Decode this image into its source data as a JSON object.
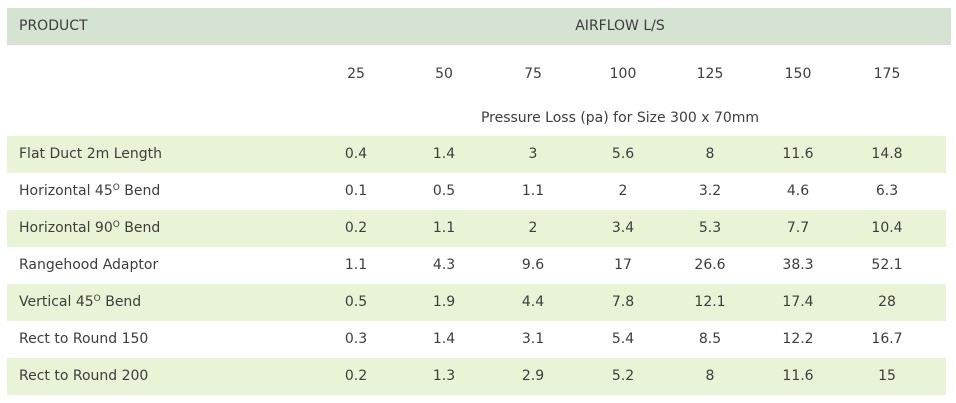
{
  "header": {
    "product_label": "PRODUCT",
    "airflow_label": "AIRFLOW L/S"
  },
  "airflow_values": [
    "25",
    "50",
    "75",
    "100",
    "125",
    "150",
    "175"
  ],
  "subtitle": "Pressure Loss (pa) for Size 300 x 70mm",
  "rows": [
    {
      "name": "Flat Duct 2m Length",
      "sup": "",
      "name_after": "",
      "values": [
        "0.4",
        "1.4",
        "3",
        "5.6",
        "8",
        "11.6",
        "14.8"
      ]
    },
    {
      "name": "Horizontal 45",
      "sup": "O",
      "name_after": " Bend",
      "values": [
        "0.1",
        "0.5",
        "1.1",
        "2",
        "3.2",
        "4.6",
        "6.3"
      ]
    },
    {
      "name": "Horizontal 90",
      "sup": "O",
      "name_after": " Bend",
      "values": [
        "0.2",
        "1.1",
        "2",
        "3.4",
        "5.3",
        "7.7",
        "10.4"
      ]
    },
    {
      "name": "Rangehood Adaptor",
      "sup": "",
      "name_after": "",
      "values": [
        "1.1",
        "4.3",
        "9.6",
        "17",
        "26.6",
        "38.3",
        "52.1"
      ]
    },
    {
      "name": "Vertical 45",
      "sup": "O",
      "name_after": " Bend",
      "values": [
        "0.5",
        "1.9",
        "4.4",
        "7.8",
        "12.1",
        "17.4",
        "28"
      ]
    },
    {
      "name": "Rect to Round 150",
      "sup": "",
      "name_after": "",
      "values": [
        "0.3",
        "1.4",
        "3.1",
        "5.4",
        "8.5",
        "12.2",
        "16.7"
      ]
    },
    {
      "name": "Rect to Round 200",
      "sup": "",
      "name_after": "",
      "values": [
        "0.2",
        "1.3",
        "2.9",
        "5.2",
        "8",
        "11.6",
        "15"
      ]
    }
  ]
}
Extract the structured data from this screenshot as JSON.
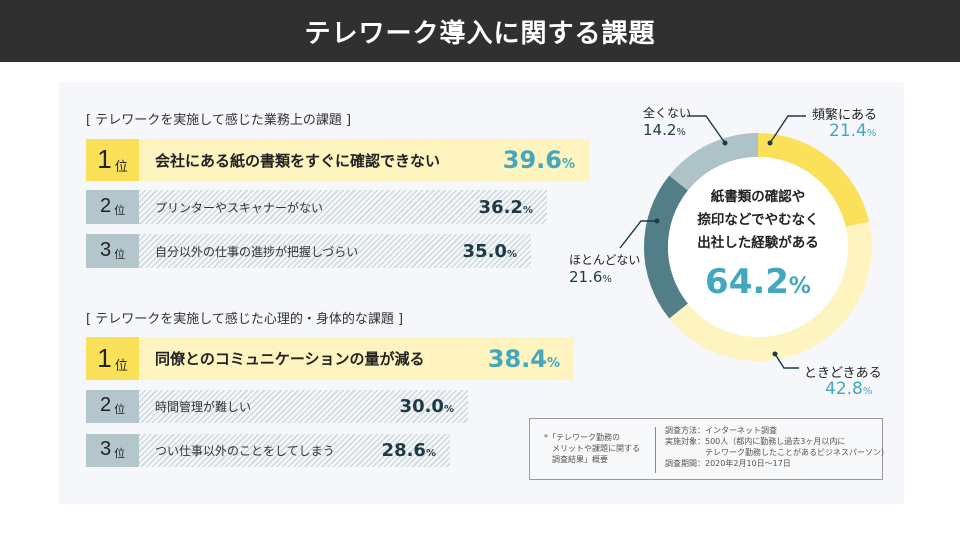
{
  "header": {
    "title": "テレワーク導入に関する課題"
  },
  "sections": [
    {
      "title": "[ テレワークを実施して感じた業務上の課題 ]",
      "items": [
        {
          "rank": "1",
          "rank_suffix": "位",
          "label": "会社にある紙の書類をすぐに確認できない",
          "value": "39.6",
          "unit": "%"
        },
        {
          "rank": "2",
          "rank_suffix": "位",
          "label": "プリンターやスキャナーがない",
          "value": "36.2",
          "unit": "%"
        },
        {
          "rank": "3",
          "rank_suffix": "位",
          "label": "自分以外の仕事の進捗が把握しづらい",
          "value": "35.0",
          "unit": "%"
        }
      ]
    },
    {
      "title": "[ テレワークを実施して感じた心理的・身体的な課題 ]",
      "items": [
        {
          "rank": "1",
          "rank_suffix": "位",
          "label": "同僚とのコミュニケーションの量が減る",
          "value": "38.4",
          "unit": "%"
        },
        {
          "rank": "2",
          "rank_suffix": "位",
          "label": "時間管理が難しい",
          "value": "30.0",
          "unit": "%"
        },
        {
          "rank": "3",
          "rank_suffix": "位",
          "label": "つい仕事以外のことをしてしまう",
          "value": "28.6",
          "unit": "%"
        }
      ]
    }
  ],
  "donut": {
    "center_lines": [
      "紙書類の確認や",
      "捺印などでやむなく",
      "出社した経験がある"
    ],
    "center_value": "64.2",
    "center_unit": "%"
  },
  "footnote": {
    "left": [
      "*「テレワーク勤務の",
      "　メリットや課題に関する",
      "　調査結果」概要"
    ],
    "right": [
      "調査方法：インターネット調査",
      "実施対象：500人（都内に勤務し過去3ヶ月以内に",
      "　　　　　テレワーク勤務したことがあるビジネスパーソン）",
      "調査期間：2020年2月10日〜17日"
    ]
  },
  "chart_data": [
    {
      "type": "bar",
      "title": "テレワークを実施して感じた業務上の課題",
      "categories": [
        "会社にある紙の書類をすぐに確認できない",
        "プリンターやスキャナーがない",
        "自分以外の仕事の進捗が把握しづらい"
      ],
      "values": [
        39.6,
        36.2,
        35.0
      ],
      "unit": "%"
    },
    {
      "type": "bar",
      "title": "テレワークを実施して感じた心理的・身体的な課題",
      "categories": [
        "同僚とのコミュニケーションの量が減る",
        "時間管理が難しい",
        "つい仕事以外のことをしてしまう"
      ],
      "values": [
        38.4,
        30.0,
        28.6
      ],
      "unit": "%"
    },
    {
      "type": "pie",
      "title": "紙書類の確認や捺印などでやむなく出社した経験がある 64.2%",
      "categories": [
        "頻繁にある",
        "ときどきある",
        "ほとんどない",
        "全くない"
      ],
      "values": [
        21.4,
        42.8,
        21.6,
        14.2
      ],
      "colors": [
        "#fbe05a",
        "#fdf4c0",
        "#527f87",
        "#aec3c8"
      ],
      "unit": "%"
    }
  ]
}
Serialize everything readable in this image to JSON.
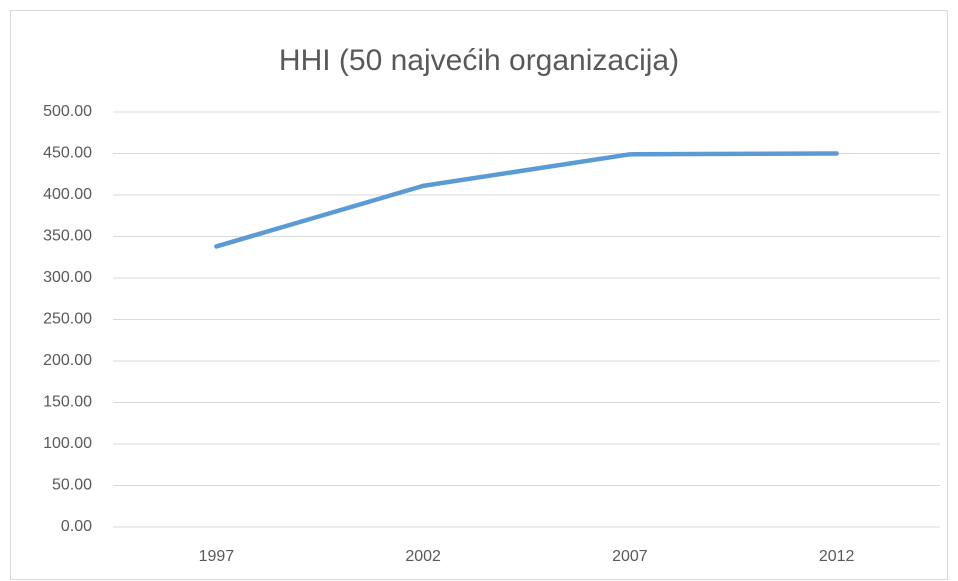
{
  "chart_data": {
    "type": "line",
    "title": "HHI (50 najvećih organizacija)",
    "categories": [
      "1997",
      "2002",
      "2007",
      "2012"
    ],
    "values": [
      338,
      411,
      449,
      450
    ],
    "color": "#5b9bd5",
    "ylim": [
      0,
      500
    ],
    "yticks": [
      {
        "value": 0,
        "label": "0.00"
      },
      {
        "value": 50,
        "label": "50.00"
      },
      {
        "value": 100,
        "label": "100.00"
      },
      {
        "value": 150,
        "label": "150.00"
      },
      {
        "value": 200,
        "label": "200.00"
      },
      {
        "value": 250,
        "label": "250.00"
      },
      {
        "value": 300,
        "label": "300.00"
      },
      {
        "value": 350,
        "label": "350.00"
      },
      {
        "value": 400,
        "label": "400.00"
      },
      {
        "value": 450,
        "label": "450.00"
      },
      {
        "value": 500,
        "label": "500.00"
      }
    ],
    "grid": true
  }
}
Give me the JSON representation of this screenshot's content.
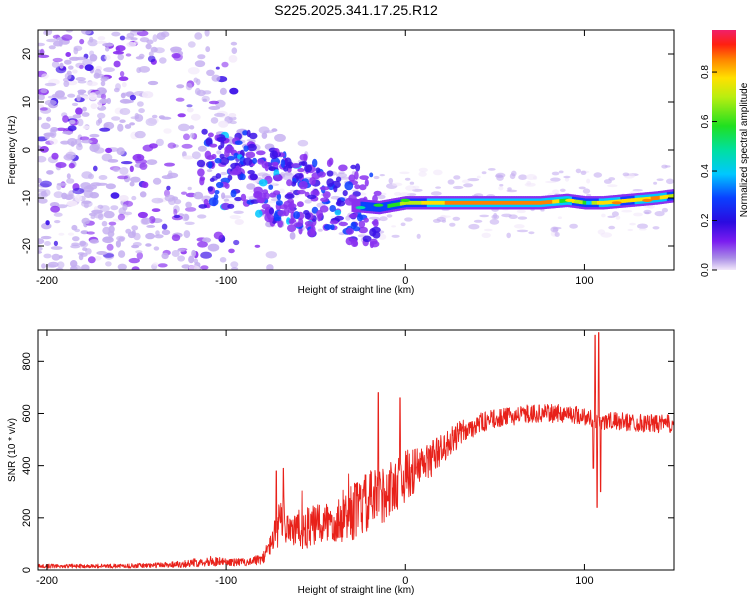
{
  "title": "S225.2025.341.17.25.R12",
  "chart_data": [
    {
      "type": "heatmap",
      "xlabel": "Height of straight line (km)",
      "ylabel": "Frequency (Hz)",
      "xlim": [
        -205,
        150
      ],
      "ylim": [
        -25,
        25
      ],
      "x_ticks": [
        -200,
        -100,
        0,
        100
      ],
      "y_ticks": [
        -20,
        -10,
        0,
        10,
        20
      ],
      "colorbar": {
        "label": "Normalized spectral amplitude",
        "range": [
          0,
          0.97
        ],
        "ticks": [
          0.0,
          0.2,
          0.4,
          0.6,
          0.8
        ],
        "tick_labels": [
          "0.0",
          "0.2",
          "0.4",
          "0.6",
          "0.8"
        ]
      },
      "ridge": {
        "description_x": [
          -90,
          -75,
          -60,
          -45,
          -30,
          -15,
          0,
          25,
          50,
          75,
          90,
          100,
          110,
          125,
          140,
          150
        ],
        "frequency_hz": [
          -4,
          -7,
          -9,
          -10,
          -11.5,
          -12,
          -11,
          -11,
          -11,
          -11,
          -10.5,
          -11,
          -11,
          -10.5,
          -10,
          -9.5
        ],
        "amplitude": [
          0.25,
          0.3,
          0.3,
          0.3,
          0.35,
          0.45,
          0.6,
          0.75,
          0.75,
          0.75,
          0.7,
          0.55,
          0.7,
          0.65,
          0.75,
          0.6
        ]
      }
    },
    {
      "type": "line",
      "xlabel": "Height of straight line (km)",
      "ylabel": "SNR (10 * v/v)",
      "xlim": [
        -205,
        150
      ],
      "ylim": [
        0,
        920
      ],
      "x_ticks": [
        -200,
        -100,
        0,
        100
      ],
      "y_ticks": [
        0,
        200,
        400,
        600,
        800
      ],
      "series": [
        {
          "name": "SNR",
          "color": "#e8211a",
          "x": [
            -205,
            -180,
            -160,
            -140,
            -120,
            -110,
            -100,
            -90,
            -80,
            -75,
            -70,
            -65,
            -60,
            -50,
            -40,
            -30,
            -20,
            -10,
            0,
            10,
            20,
            30,
            40,
            50,
            60,
            70,
            80,
            90,
            100,
            104,
            106,
            108,
            110,
            120,
            130,
            140,
            150
          ],
          "mean": [
            15,
            15,
            15,
            18,
            25,
            35,
            30,
            30,
            40,
            100,
            180,
            170,
            150,
            170,
            190,
            220,
            260,
            300,
            360,
            400,
            460,
            520,
            560,
            580,
            590,
            600,
            600,
            600,
            590,
            580,
            560,
            580,
            570,
            570,
            565,
            560,
            560
          ],
          "noise": [
            8,
            8,
            8,
            10,
            15,
            20,
            15,
            15,
            20,
            40,
            90,
            80,
            80,
            80,
            90,
            110,
            120,
            110,
            100,
            80,
            60,
            50,
            40,
            35,
            35,
            35,
            35,
            35,
            35,
            35,
            35,
            35,
            35,
            35,
            35,
            35,
            35
          ],
          "spikes": [
            {
              "x": -72,
              "y": 380
            },
            {
              "x": -68,
              "y": 390
            },
            {
              "x": -15,
              "y": 680
            },
            {
              "x": -3,
              "y": 660
            },
            {
              "x": 105,
              "y": 390
            },
            {
              "x": 106,
              "y": 900
            },
            {
              "x": 107,
              "y": 240
            },
            {
              "x": 108,
              "y": 910
            },
            {
              "x": 109,
              "y": 300
            }
          ]
        }
      ]
    }
  ]
}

====

### EXERCISE DIRECTIONS
Where a line holds "type", copy it out.

### RESPONSE
      "type": "bar",
      "type": "bar",
      "type": "pie",
    "type": "line",
      "type": "heatmap",
      "type": "line",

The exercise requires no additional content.